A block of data
>>>>
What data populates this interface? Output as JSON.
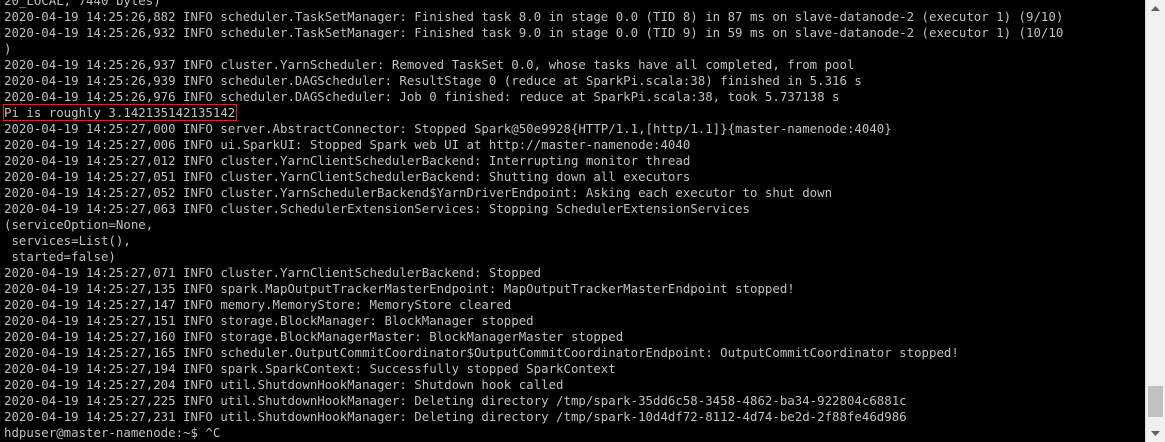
{
  "terminal": {
    "lines": [
      {
        "text": "20_LOCAL, 7440 bytes)"
      },
      {
        "text": "2020-04-19 14:25:26,882 INFO scheduler.TaskSetManager: Finished task 8.0 in stage 0.0 (TID 8) in 87 ms on slave-datanode-2 (executor 1) (9/10)"
      },
      {
        "text": "2020-04-19 14:25:26,932 INFO scheduler.TaskSetManager: Finished task 9.0 in stage 0.0 (TID 9) in 59 ms on slave-datanode-2 (executor 1) (10/10"
      },
      {
        "text": ")"
      },
      {
        "text": "2020-04-19 14:25:26,937 INFO cluster.YarnScheduler: Removed TaskSet 0.0, whose tasks have all completed, from pool"
      },
      {
        "text": "2020-04-19 14:25:26,939 INFO scheduler.DAGScheduler: ResultStage 0 (reduce at SparkPi.scala:38) finished in 5.316 s"
      },
      {
        "text": "2020-04-19 14:25:26,976 INFO scheduler.DAGScheduler: Job 0 finished: reduce at SparkPi.scala:38, took 5.737138 s"
      },
      {
        "text": "Pi is roughly 3.142135142135142",
        "highlighted": true
      },
      {
        "text": "2020-04-19 14:25:27,000 INFO server.AbstractConnector: Stopped Spark@50e9928{HTTP/1.1,[http/1.1]}{master-namenode:4040}"
      },
      {
        "text": "2020-04-19 14:25:27,006 INFO ui.SparkUI: Stopped Spark web UI at http://master-namenode:4040"
      },
      {
        "text": "2020-04-19 14:25:27,012 INFO cluster.YarnClientSchedulerBackend: Interrupting monitor thread"
      },
      {
        "text": "2020-04-19 14:25:27,051 INFO cluster.YarnClientSchedulerBackend: Shutting down all executors"
      },
      {
        "text": "2020-04-19 14:25:27,052 INFO cluster.YarnSchedulerBackend$YarnDriverEndpoint: Asking each executor to shut down"
      },
      {
        "text": "2020-04-19 14:25:27,063 INFO cluster.SchedulerExtensionServices: Stopping SchedulerExtensionServices"
      },
      {
        "text": "(serviceOption=None,"
      },
      {
        "text": " services=List(),"
      },
      {
        "text": " started=false)"
      },
      {
        "text": "2020-04-19 14:25:27,071 INFO cluster.YarnClientSchedulerBackend: Stopped"
      },
      {
        "text": "2020-04-19 14:25:27,135 INFO spark.MapOutputTrackerMasterEndpoint: MapOutputTrackerMasterEndpoint stopped!"
      },
      {
        "text": "2020-04-19 14:25:27,147 INFO memory.MemoryStore: MemoryStore cleared"
      },
      {
        "text": "2020-04-19 14:25:27,151 INFO storage.BlockManager: BlockManager stopped"
      },
      {
        "text": "2020-04-19 14:25:27,160 INFO storage.BlockManagerMaster: BlockManagerMaster stopped"
      },
      {
        "text": "2020-04-19 14:25:27,165 INFO scheduler.OutputCommitCoordinator$OutputCommitCoordinatorEndpoint: OutputCommitCoordinator stopped!"
      },
      {
        "text": "2020-04-19 14:25:27,194 INFO spark.SparkContext: Successfully stopped SparkContext"
      },
      {
        "text": "2020-04-19 14:25:27,204 INFO util.ShutdownHookManager: Shutdown hook called"
      },
      {
        "text": "2020-04-19 14:25:27,225 INFO util.ShutdownHookManager: Deleting directory /tmp/spark-35dd6c58-3458-4862-ba34-922804c6881c"
      },
      {
        "text": "2020-04-19 14:25:27,231 INFO util.ShutdownHookManager: Deleting directory /tmp/spark-10d4df72-8112-4d74-be2d-2f88fe46d986"
      },
      {
        "text": "hdpuser@master-namenode:~$ ^C",
        "prompt": true
      }
    ]
  },
  "colors": {
    "background": "#000000",
    "text": "#c0c0c0",
    "highlight_border": "#d62424",
    "scrollbar_track": "#f0f0f0",
    "scrollbar_thumb": "#c1c1c1"
  },
  "scrollbar": {
    "up_icon": "triangle-up-icon",
    "down_icon": "triangle-down-icon",
    "position_fraction": 0.97
  }
}
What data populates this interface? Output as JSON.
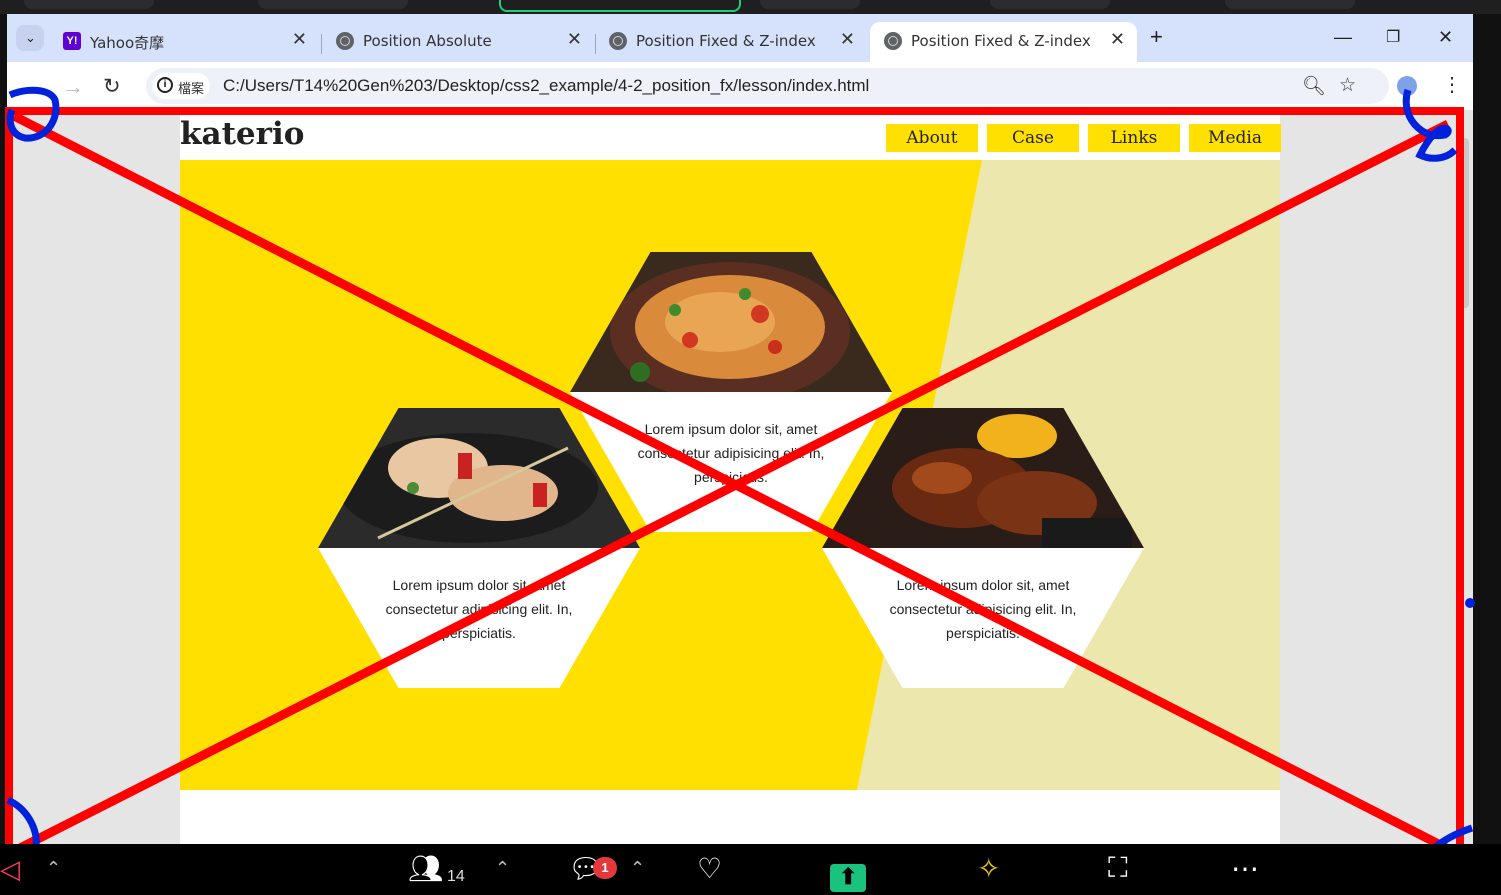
{
  "browser": {
    "tabs": [
      {
        "label": "Yahoo奇摩",
        "favicon": "yahoo-icon"
      },
      {
        "label": "Position Absolute",
        "favicon": "globe-icon"
      },
      {
        "label": "Position Fixed & Z-index",
        "favicon": "globe-icon"
      },
      {
        "label": "Position Fixed & Z-index",
        "favicon": "globe-icon",
        "active": true
      }
    ],
    "new_tab_glyph": "+",
    "address": {
      "scheme_chip": "檔案",
      "url": "C:/Users/T14%20Gen%203/Desktop/css2_example/4-2_position_fx/lesson/index.html"
    }
  },
  "page": {
    "logo": "katerio",
    "nav": [
      "About",
      "Case",
      "Links",
      "Media"
    ],
    "colors": {
      "accent": "#ffe000",
      "pale": "#ebe7ad"
    },
    "cards": [
      {
        "caption": "Lorem ipsum dolor sit, amet consectetur adipisicing elit. In, perspiciatis.",
        "image": "pasta-dish"
      },
      {
        "caption": "Lorem ipsum dolor sit, amet consectetur adipisicing elit. In, perspiciatis.",
        "image": "chicken-skewers"
      },
      {
        "caption": "Lorem ipsum dolor sit, amet consectetur adipisicing elit. In, perspiciatis.",
        "image": "glazed-chicken-wings"
      }
    ]
  },
  "meeting_bar": {
    "participants_count": "14",
    "chat_badge": "1"
  },
  "annotation": {
    "colors": {
      "cross": "#ff0000",
      "marks": "#0022dd"
    }
  }
}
<<<<
__Exercise description__
Reproduce all the entries that precede this task, word for word, minus any pictures.

__Answer below__
What data populates this interface? Output as JSON.
{
  "terminal": {
    "lines": [
      {
        "text": "20_LOCAL, 7440 bytes)"
      },
      {
        "text": "2020-04-19 14:25:26,882 INFO scheduler.TaskSetManager: Finished task 8.0 in stage 0.0 (TID 8) in 87 ms on slave-datanode-2 (executor 1) (9/10)"
      },
      {
        "text": "2020-04-19 14:25:26,932 INFO scheduler.TaskSetManager: Finished task 9.0 in stage 0.0 (TID 9) in 59 ms on slave-datanode-2 (executor 1) (10/10"
      },
      {
        "text": ")"
      },
      {
        "text": "2020-04-19 14:25:26,937 INFO cluster.YarnScheduler: Removed TaskSet 0.0, whose tasks have all completed, from pool"
      },
      {
        "text": "2020-04-19 14:25:26,939 INFO scheduler.DAGScheduler: ResultStage 0 (reduce at SparkPi.scala:38) finished in 5.316 s"
      },
      {
        "text": "2020-04-19 14:25:26,976 INFO scheduler.DAGScheduler: Job 0 finished: reduce at SparkPi.scala:38, took 5.737138 s"
      },
      {
        "text": "Pi is roughly 3.142135142135142",
        "highlighted": true
      },
      {
        "text": "2020-04-19 14:25:27,000 INFO server.AbstractConnector: Stopped Spark@50e9928{HTTP/1.1,[http/1.1]}{master-namenode:4040}"
      },
      {
        "text": "2020-04-19 14:25:27,006 INFO ui.SparkUI: Stopped Spark web UI at http://master-namenode:4040"
      },
      {
        "text": "2020-04-19 14:25:27,012 INFO cluster.YarnClientSchedulerBackend: Interrupting monitor thread"
      },
      {
        "text": "2020-04-19 14:25:27,051 INFO cluster.YarnClientSchedulerBackend: Shutting down all executors"
      },
      {
        "text": "2020-04-19 14:25:27,052 INFO cluster.YarnSchedulerBackend$YarnDriverEndpoint: Asking each executor to shut down"
      },
      {
        "text": "2020-04-19 14:25:27,063 INFO cluster.SchedulerExtensionServices: Stopping SchedulerExtensionServices"
      },
      {
        "text": "(serviceOption=None,"
      },
      {
        "text": " services=List(),"
      },
      {
        "text": " started=false)"
      },
      {
        "text": "2020-04-19 14:25:27,071 INFO cluster.YarnClientSchedulerBackend: Stopped"
      },
      {
        "text": "2020-04-19 14:25:27,135 INFO spark.MapOutputTrackerMasterEndpoint: MapOutputTrackerMasterEndpoint stopped!"
      },
      {
        "text": "2020-04-19 14:25:27,147 INFO memory.MemoryStore: MemoryStore cleared"
      },
      {
        "text": "2020-04-19 14:25:27,151 INFO storage.BlockManager: BlockManager stopped"
      },
      {
        "text": "2020-04-19 14:25:27,160 INFO storage.BlockManagerMaster: BlockManagerMaster stopped"
      },
      {
        "text": "2020-04-19 14:25:27,165 INFO scheduler.OutputCommitCoordinator$OutputCommitCoordinatorEndpoint: OutputCommitCoordinator stopped!"
      },
      {
        "text": "2020-04-19 14:25:27,194 INFO spark.SparkContext: Successfully stopped SparkContext"
      },
      {
        "text": "2020-04-19 14:25:27,204 INFO util.ShutdownHookManager: Shutdown hook called"
      },
      {
        "text": "2020-04-19 14:25:27,225 INFO util.ShutdownHookManager: Deleting directory /tmp/spark-35dd6c58-3458-4862-ba34-922804c6881c"
      },
      {
        "text": "2020-04-19 14:25:27,231 INFO util.ShutdownHookManager: Deleting directory /tmp/spark-10d4df72-8112-4d74-be2d-2f88fe46d986"
      },
      {
        "text": "hdpuser@master-namenode:~$ ^C",
        "prompt": true
      }
    ]
  },
  "colors": {
    "background": "#000000",
    "text": "#c0c0c0",
    "highlight_border": "#d62424",
    "scrollbar_track": "#f0f0f0",
    "scrollbar_thumb": "#c1c1c1"
  },
  "scrollbar": {
    "up_icon": "triangle-up-icon",
    "down_icon": "triangle-down-icon",
    "position_fraction": 0.97
  }
}
What data populates this interface? Output as JSON.
{
  "browser": {
    "tabs": [
      {
        "label": "Yahoo奇摩",
        "favicon": "yahoo-icon"
      },
      {
        "label": "Position Absolute",
        "favicon": "globe-icon"
      },
      {
        "label": "Position Fixed & Z-index",
        "favicon": "globe-icon"
      },
      {
        "label": "Position Fixed & Z-index",
        "favicon": "globe-icon",
        "active": true
      }
    ],
    "new_tab_glyph": "+",
    "address": {
      "scheme_chip": "檔案",
      "url": "C:/Users/T14%20Gen%203/Desktop/css2_example/4-2_position_fx/lesson/index.html"
    }
  },
  "page": {
    "logo": "katerio",
    "nav": [
      "About",
      "Case",
      "Links",
      "Media"
    ],
    "colors": {
      "accent": "#ffe000",
      "pale": "#ebe7ad"
    },
    "cards": [
      {
        "caption": "Lorem ipsum dolor sit, amet consectetur adipisicing elit. In, perspiciatis.",
        "image": "pasta-dish"
      },
      {
        "caption": "Lorem ipsum dolor sit, amet consectetur adipisicing elit. In, perspiciatis.",
        "image": "chicken-skewers"
      },
      {
        "caption": "Lorem ipsum dolor sit, amet consectetur adipisicing elit. In, perspiciatis.",
        "image": "glazed-chicken-wings"
      }
    ]
  },
  "meeting_bar": {
    "participants_count": "14",
    "chat_badge": "1"
  },
  "annotation": {
    "colors": {
      "cross": "#ff0000",
      "marks": "#0022dd"
    }
  }
}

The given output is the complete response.